◆ **INFORMATION GIVEN**
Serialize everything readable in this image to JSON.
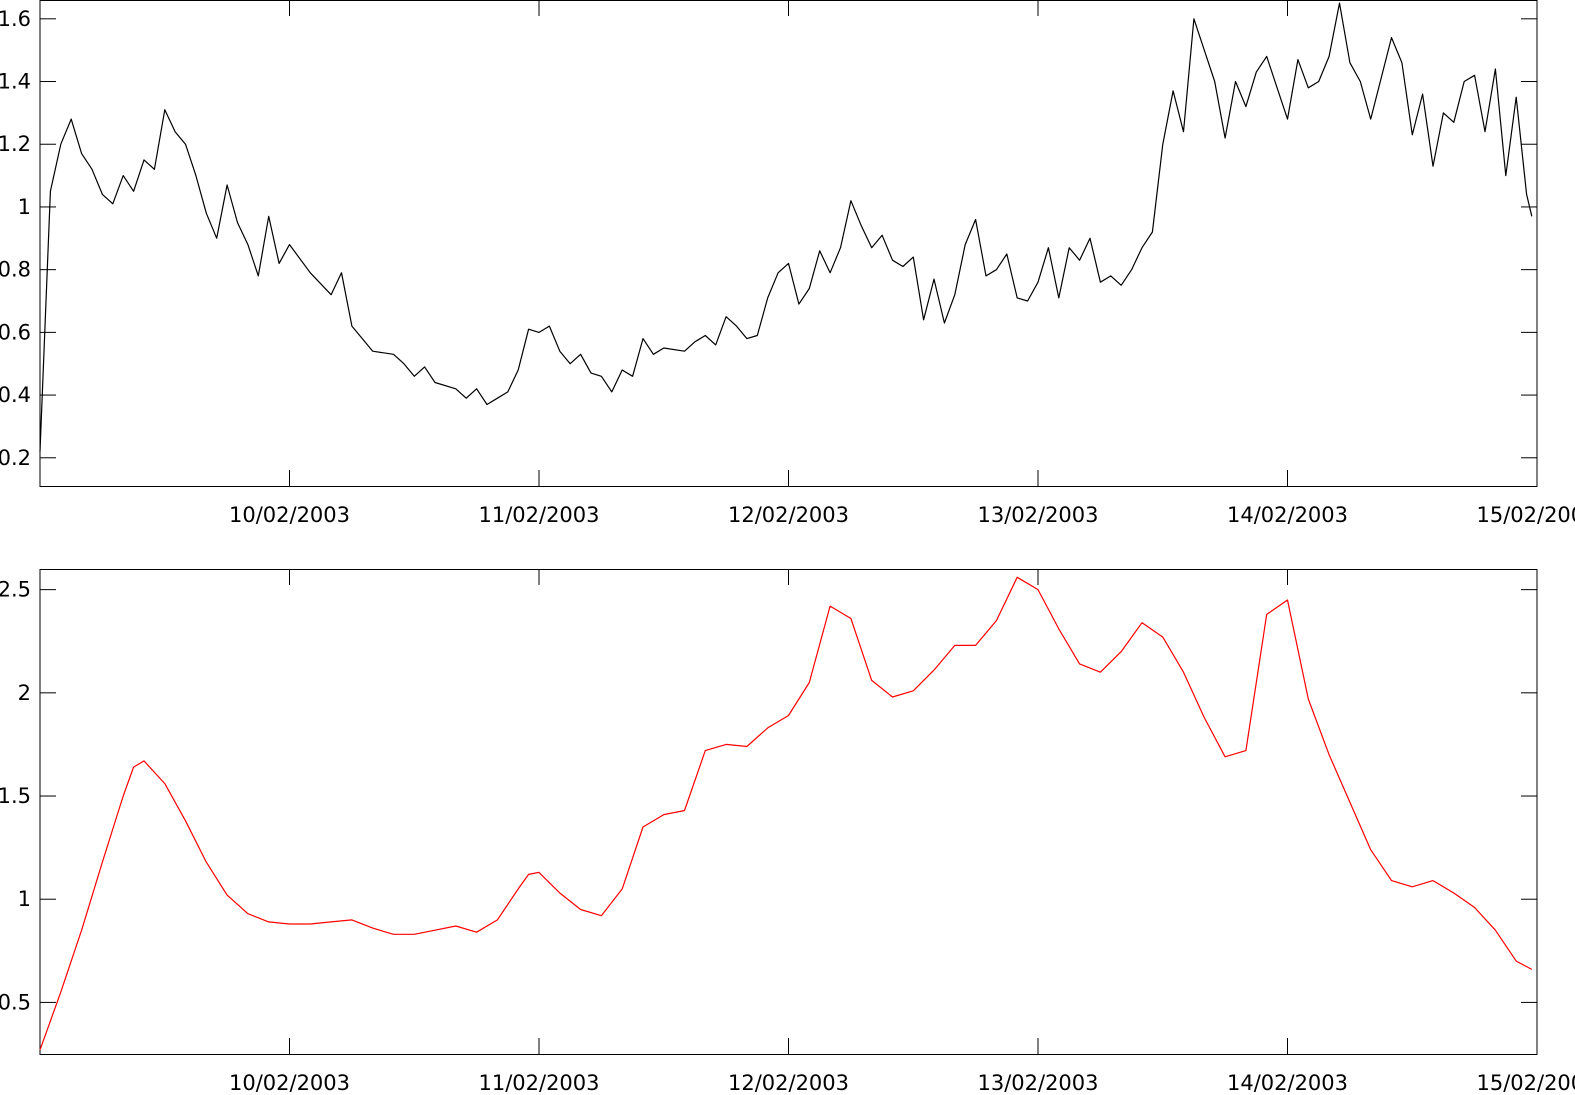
{
  "chart_data": [
    {
      "type": "line",
      "title": "",
      "xlabel": "",
      "ylabel": "",
      "xlim": [
        "09/02/2003 00:00",
        "15/02/2003 00:00"
      ],
      "ylim": [
        0.11,
        1.66
      ],
      "grid": false,
      "x_ticks": [
        "10/02/2003",
        "11/02/2003",
        "12/02/2003",
        "13/02/2003",
        "14/02/2003",
        "15/02/2003"
      ],
      "y_ticks": [
        "0.2",
        "0.4",
        "0.6",
        "0.8",
        "1",
        "1.2",
        "1.4",
        "1.6"
      ],
      "series": [
        {
          "color": "#000000",
          "points": [
            [
              "09/02/2003 00:00",
              0.22
            ],
            [
              "09/02/2003 01:00",
              1.05
            ],
            [
              "09/02/2003 02:00",
              1.2
            ],
            [
              "09/02/2003 03:00",
              1.28
            ],
            [
              "09/02/2003 04:00",
              1.17
            ],
            [
              "09/02/2003 05:00",
              1.12
            ],
            [
              "09/02/2003 06:00",
              1.04
            ],
            [
              "09/02/2003 07:00",
              1.01
            ],
            [
              "09/02/2003 08:00",
              1.1
            ],
            [
              "09/02/2003 09:00",
              1.05
            ],
            [
              "09/02/2003 10:00",
              1.15
            ],
            [
              "09/02/2003 11:00",
              1.12
            ],
            [
              "09/02/2003 12:00",
              1.31
            ],
            [
              "09/02/2003 13:00",
              1.24
            ],
            [
              "09/02/2003 14:00",
              1.2
            ],
            [
              "09/02/2003 15:00",
              1.1
            ],
            [
              "09/02/2003 16:00",
              0.98
            ],
            [
              "09/02/2003 17:00",
              0.9
            ],
            [
              "09/02/2003 18:00",
              1.07
            ],
            [
              "09/02/2003 19:00",
              0.95
            ],
            [
              "09/02/2003 20:00",
              0.88
            ],
            [
              "09/02/2003 21:00",
              0.78
            ],
            [
              "09/02/2003 22:00",
              0.97
            ],
            [
              "09/02/2003 23:00",
              0.82
            ],
            [
              "10/02/2003 00:00",
              0.88
            ],
            [
              "10/02/2003 02:00",
              0.79
            ],
            [
              "10/02/2003 04:00",
              0.72
            ],
            [
              "10/02/2003 05:00",
              0.79
            ],
            [
              "10/02/2003 06:00",
              0.62
            ],
            [
              "10/02/2003 07:00",
              0.58
            ],
            [
              "10/02/2003 08:00",
              0.54
            ],
            [
              "10/02/2003 10:00",
              0.53
            ],
            [
              "10/02/2003 11:00",
              0.5
            ],
            [
              "10/02/2003 12:00",
              0.46
            ],
            [
              "10/02/2003 13:00",
              0.49
            ],
            [
              "10/02/2003 14:00",
              0.44
            ],
            [
              "10/02/2003 16:00",
              0.42
            ],
            [
              "10/02/2003 17:00",
              0.39
            ],
            [
              "10/02/2003 18:00",
              0.42
            ],
            [
              "10/02/2003 19:00",
              0.37
            ],
            [
              "10/02/2003 20:00",
              0.39
            ],
            [
              "10/02/2003 21:00",
              0.41
            ],
            [
              "10/02/2003 22:00",
              0.48
            ],
            [
              "10/02/2003 23:00",
              0.61
            ],
            [
              "11/02/2003 00:00",
              0.6
            ],
            [
              "11/02/2003 01:00",
              0.62
            ],
            [
              "11/02/2003 02:00",
              0.54
            ],
            [
              "11/02/2003 03:00",
              0.5
            ],
            [
              "11/02/2003 04:00",
              0.53
            ],
            [
              "11/02/2003 05:00",
              0.47
            ],
            [
              "11/02/2003 06:00",
              0.46
            ],
            [
              "11/02/2003 07:00",
              0.41
            ],
            [
              "11/02/2003 08:00",
              0.48
            ],
            [
              "11/02/2003 09:00",
              0.46
            ],
            [
              "11/02/2003 10:00",
              0.58
            ],
            [
              "11/02/2003 11:00",
              0.53
            ],
            [
              "11/02/2003 12:00",
              0.55
            ],
            [
              "11/02/2003 14:00",
              0.54
            ],
            [
              "11/02/2003 15:00",
              0.57
            ],
            [
              "11/02/2003 16:00",
              0.59
            ],
            [
              "11/02/2003 17:00",
              0.56
            ],
            [
              "11/02/2003 18:00",
              0.65
            ],
            [
              "11/02/2003 19:00",
              0.62
            ],
            [
              "11/02/2003 20:00",
              0.58
            ],
            [
              "11/02/2003 21:00",
              0.59
            ],
            [
              "11/02/2003 22:00",
              0.71
            ],
            [
              "11/02/2003 23:00",
              0.79
            ],
            [
              "12/02/2003 00:00",
              0.82
            ],
            [
              "12/02/2003 01:00",
              0.69
            ],
            [
              "12/02/2003 02:00",
              0.74
            ],
            [
              "12/02/2003 03:00",
              0.86
            ],
            [
              "12/02/2003 04:00",
              0.79
            ],
            [
              "12/02/2003 05:00",
              0.87
            ],
            [
              "12/02/2003 06:00",
              1.02
            ],
            [
              "12/02/2003 07:00",
              0.94
            ],
            [
              "12/02/2003 08:00",
              0.87
            ],
            [
              "12/02/2003 09:00",
              0.91
            ],
            [
              "12/02/2003 10:00",
              0.83
            ],
            [
              "12/02/2003 11:00",
              0.81
            ],
            [
              "12/02/2003 12:00",
              0.84
            ],
            [
              "12/02/2003 13:00",
              0.64
            ],
            [
              "12/02/2003 14:00",
              0.77
            ],
            [
              "12/02/2003 15:00",
              0.63
            ],
            [
              "12/02/2003 16:00",
              0.72
            ],
            [
              "12/02/2003 17:00",
              0.88
            ],
            [
              "12/02/2003 18:00",
              0.96
            ],
            [
              "12/02/2003 19:00",
              0.78
            ],
            [
              "12/02/2003 20:00",
              0.8
            ],
            [
              "12/02/2003 21:00",
              0.85
            ],
            [
              "12/02/2003 22:00",
              0.71
            ],
            [
              "12/02/2003 23:00",
              0.7
            ],
            [
              "13/02/2003 00:00",
              0.76
            ],
            [
              "13/02/2003 01:00",
              0.87
            ],
            [
              "13/02/2003 02:00",
              0.71
            ],
            [
              "13/02/2003 03:00",
              0.87
            ],
            [
              "13/02/2003 04:00",
              0.83
            ],
            [
              "13/02/2003 05:00",
              0.9
            ],
            [
              "13/02/2003 06:00",
              0.76
            ],
            [
              "13/02/2003 07:00",
              0.78
            ],
            [
              "13/02/2003 08:00",
              0.75
            ],
            [
              "13/02/2003 09:00",
              0.8
            ],
            [
              "13/02/2003 10:00",
              0.87
            ],
            [
              "13/02/2003 11:00",
              0.92
            ],
            [
              "13/02/2003 12:00",
              1.2
            ],
            [
              "13/02/2003 13:00",
              1.37
            ],
            [
              "13/02/2003 14:00",
              1.24
            ],
            [
              "13/02/2003 15:00",
              1.6
            ],
            [
              "13/02/2003 16:00",
              1.5
            ],
            [
              "13/02/2003 17:00",
              1.4
            ],
            [
              "13/02/2003 18:00",
              1.22
            ],
            [
              "13/02/2003 19:00",
              1.4
            ],
            [
              "13/02/2003 20:00",
              1.32
            ],
            [
              "13/02/2003 21:00",
              1.43
            ],
            [
              "13/02/2003 22:00",
              1.48
            ],
            [
              "13/02/2003 23:00",
              1.38
            ],
            [
              "14/02/2003 00:00",
              1.28
            ],
            [
              "14/02/2003 01:00",
              1.47
            ],
            [
              "14/02/2003 02:00",
              1.38
            ],
            [
              "14/02/2003 03:00",
              1.4
            ],
            [
              "14/02/2003 04:00",
              1.48
            ],
            [
              "14/02/2003 05:00",
              1.65
            ],
            [
              "14/02/2003 06:00",
              1.46
            ],
            [
              "14/02/2003 07:00",
              1.4
            ],
            [
              "14/02/2003 08:00",
              1.28
            ],
            [
              "14/02/2003 09:00",
              1.41
            ],
            [
              "14/02/2003 10:00",
              1.54
            ],
            [
              "14/02/2003 11:00",
              1.46
            ],
            [
              "14/02/2003 12:00",
              1.23
            ],
            [
              "14/02/2003 13:00",
              1.36
            ],
            [
              "14/02/2003 14:00",
              1.13
            ],
            [
              "14/02/2003 15:00",
              1.3
            ],
            [
              "14/02/2003 16:00",
              1.27
            ],
            [
              "14/02/2003 17:00",
              1.4
            ],
            [
              "14/02/2003 18:00",
              1.42
            ],
            [
              "14/02/2003 19:00",
              1.24
            ],
            [
              "14/02/2003 20:00",
              1.44
            ],
            [
              "14/02/2003 21:00",
              1.1
            ],
            [
              "14/02/2003 22:00",
              1.35
            ],
            [
              "14/02/2003 23:00",
              1.04
            ],
            [
              "14/02/2003 23:30",
              0.97
            ]
          ]
        }
      ]
    },
    {
      "type": "line",
      "title": "",
      "xlabel": "",
      "ylabel": "",
      "xlim": [
        "09/02/2003 00:00",
        "15/02/2003 00:00"
      ],
      "ylim": [
        0.25,
        2.6
      ],
      "grid": false,
      "x_ticks": [
        "10/02/2003",
        "11/02/2003",
        "12/02/2003",
        "13/02/2003",
        "14/02/2003",
        "15/02/2003"
      ],
      "y_ticks": [
        "0.5",
        "1",
        "1.5",
        "2",
        "2.5"
      ],
      "series": [
        {
          "color": "#ff0000",
          "points": [
            [
              "09/02/2003 00:00",
              0.27
            ],
            [
              "09/02/2003 02:00",
              0.55
            ],
            [
              "09/02/2003 04:00",
              0.85
            ],
            [
              "09/02/2003 06:00",
              1.18
            ],
            [
              "09/02/2003 08:00",
              1.5
            ],
            [
              "09/02/2003 09:00",
              1.64
            ],
            [
              "09/02/2003 10:00",
              1.67
            ],
            [
              "09/02/2003 12:00",
              1.56
            ],
            [
              "09/02/2003 14:00",
              1.38
            ],
            [
              "09/02/2003 16:00",
              1.18
            ],
            [
              "09/02/2003 18:00",
              1.02
            ],
            [
              "09/02/2003 20:00",
              0.93
            ],
            [
              "09/02/2003 22:00",
              0.89
            ],
            [
              "10/02/2003 00:00",
              0.88
            ],
            [
              "10/02/2003 02:00",
              0.88
            ],
            [
              "10/02/2003 04:00",
              0.89
            ],
            [
              "10/02/2003 06:00",
              0.9
            ],
            [
              "10/02/2003 08:00",
              0.86
            ],
            [
              "10/02/2003 10:00",
              0.83
            ],
            [
              "10/02/2003 12:00",
              0.83
            ],
            [
              "10/02/2003 14:00",
              0.85
            ],
            [
              "10/02/2003 16:00",
              0.87
            ],
            [
              "10/02/2003 18:00",
              0.84
            ],
            [
              "10/02/2003 20:00",
              0.9
            ],
            [
              "10/02/2003 22:00",
              1.05
            ],
            [
              "10/02/2003 23:00",
              1.12
            ],
            [
              "11/02/2003 00:00",
              1.13
            ],
            [
              "11/02/2003 02:00",
              1.03
            ],
            [
              "11/02/2003 04:00",
              0.95
            ],
            [
              "11/02/2003 06:00",
              0.92
            ],
            [
              "11/02/2003 08:00",
              1.05
            ],
            [
              "11/02/2003 10:00",
              1.35
            ],
            [
              "11/02/2003 12:00",
              1.41
            ],
            [
              "11/02/2003 14:00",
              1.43
            ],
            [
              "11/02/2003 16:00",
              1.72
            ],
            [
              "11/02/2003 18:00",
              1.75
            ],
            [
              "11/02/2003 20:00",
              1.74
            ],
            [
              "11/02/2003 22:00",
              1.83
            ],
            [
              "12/02/2003 00:00",
              1.89
            ],
            [
              "12/02/2003 02:00",
              2.05
            ],
            [
              "12/02/2003 04:00",
              2.42
            ],
            [
              "12/02/2003 06:00",
              2.36
            ],
            [
              "12/02/2003 08:00",
              2.06
            ],
            [
              "12/02/2003 10:00",
              1.98
            ],
            [
              "12/02/2003 12:00",
              2.01
            ],
            [
              "12/02/2003 14:00",
              2.11
            ],
            [
              "12/02/2003 16:00",
              2.23
            ],
            [
              "12/02/2003 18:00",
              2.23
            ],
            [
              "12/02/2003 20:00",
              2.35
            ],
            [
              "12/02/2003 22:00",
              2.56
            ],
            [
              "13/02/2003 00:00",
              2.5
            ],
            [
              "13/02/2003 02:00",
              2.31
            ],
            [
              "13/02/2003 04:00",
              2.14
            ],
            [
              "13/02/2003 06:00",
              2.1
            ],
            [
              "13/02/2003 08:00",
              2.2
            ],
            [
              "13/02/2003 10:00",
              2.34
            ],
            [
              "13/02/2003 12:00",
              2.27
            ],
            [
              "13/02/2003 14:00",
              2.1
            ],
            [
              "13/02/2003 16:00",
              1.88
            ],
            [
              "13/02/2003 18:00",
              1.69
            ],
            [
              "13/02/2003 20:00",
              1.72
            ],
            [
              "13/02/2003 22:00",
              2.38
            ],
            [
              "14/02/2003 00:00",
              2.45
            ],
            [
              "14/02/2003 02:00",
              1.97
            ],
            [
              "14/02/2003 04:00",
              1.7
            ],
            [
              "14/02/2003 06:00",
              1.47
            ],
            [
              "14/02/2003 08:00",
              1.24
            ],
            [
              "14/02/2003 10:00",
              1.09
            ],
            [
              "14/02/2003 12:00",
              1.06
            ],
            [
              "14/02/2003 14:00",
              1.09
            ],
            [
              "14/02/2003 16:00",
              1.03
            ],
            [
              "14/02/2003 18:00",
              0.96
            ],
            [
              "14/02/2003 20:00",
              0.85
            ],
            [
              "14/02/2003 22:00",
              0.7
            ],
            [
              "14/02/2003 23:30",
              0.66
            ]
          ]
        }
      ]
    }
  ]
}
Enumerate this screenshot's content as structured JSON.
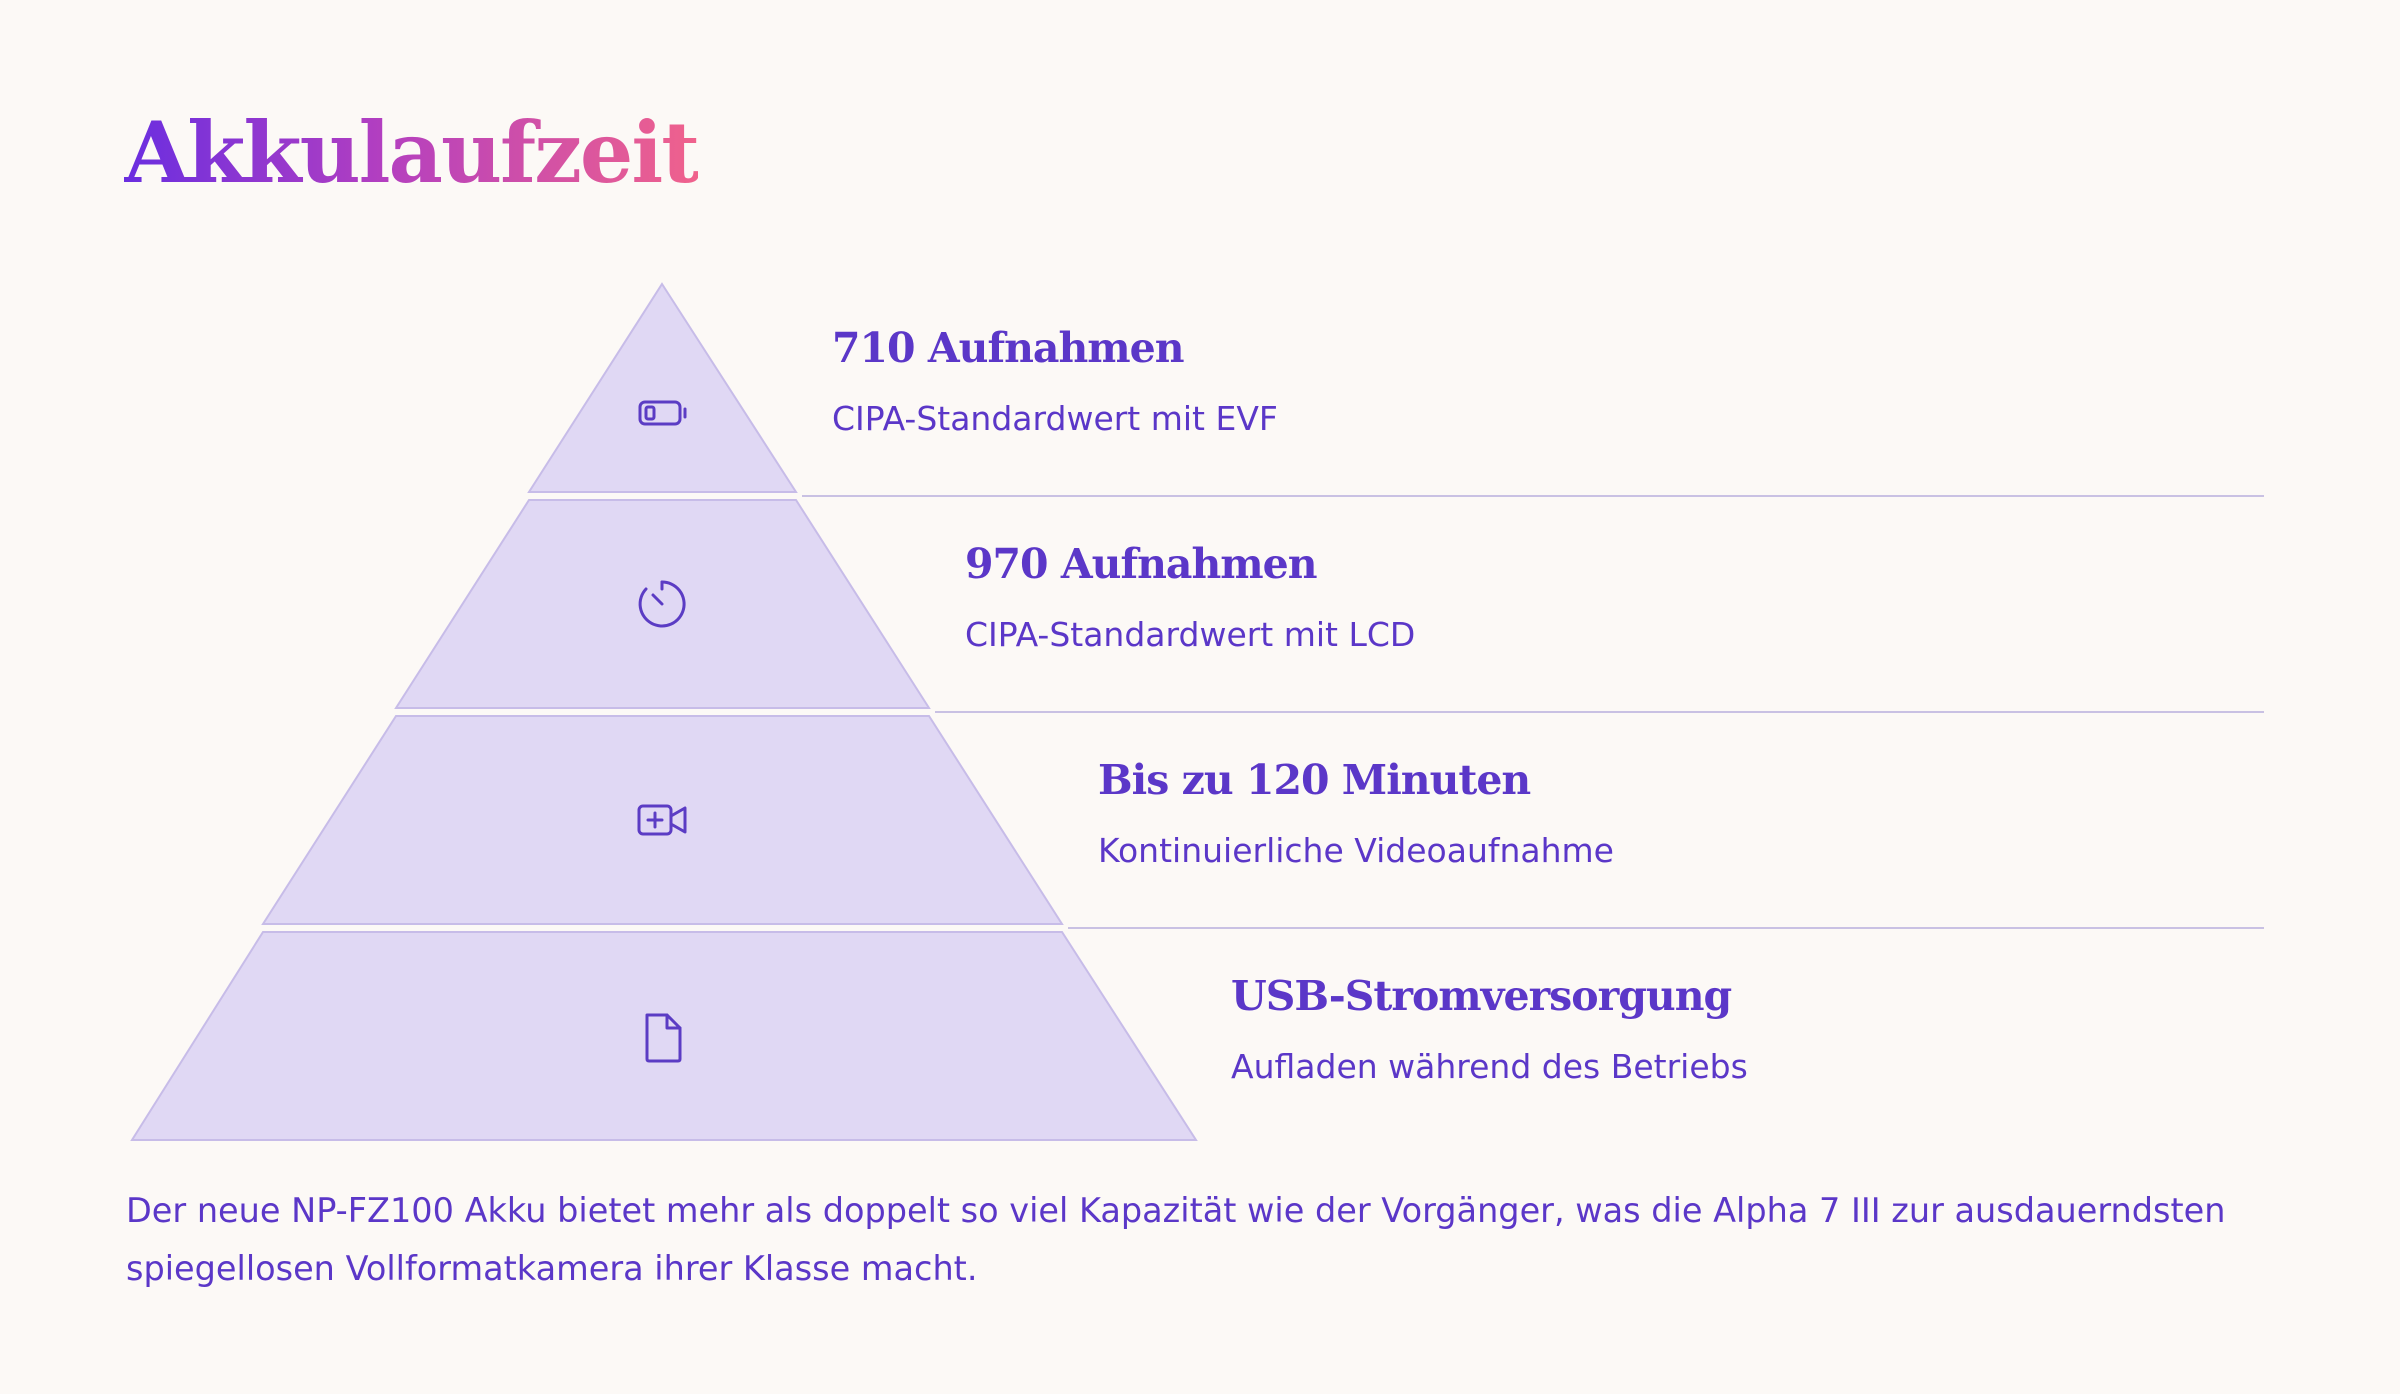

◆ **TASK GOAL**
In the entries above, identify each line that includes the string "JSON", then copy it.

◆ **TASK ANSWER**
Serialize everything readable in this image to JSON.
Enumerate this screenshot's content as structured JSON.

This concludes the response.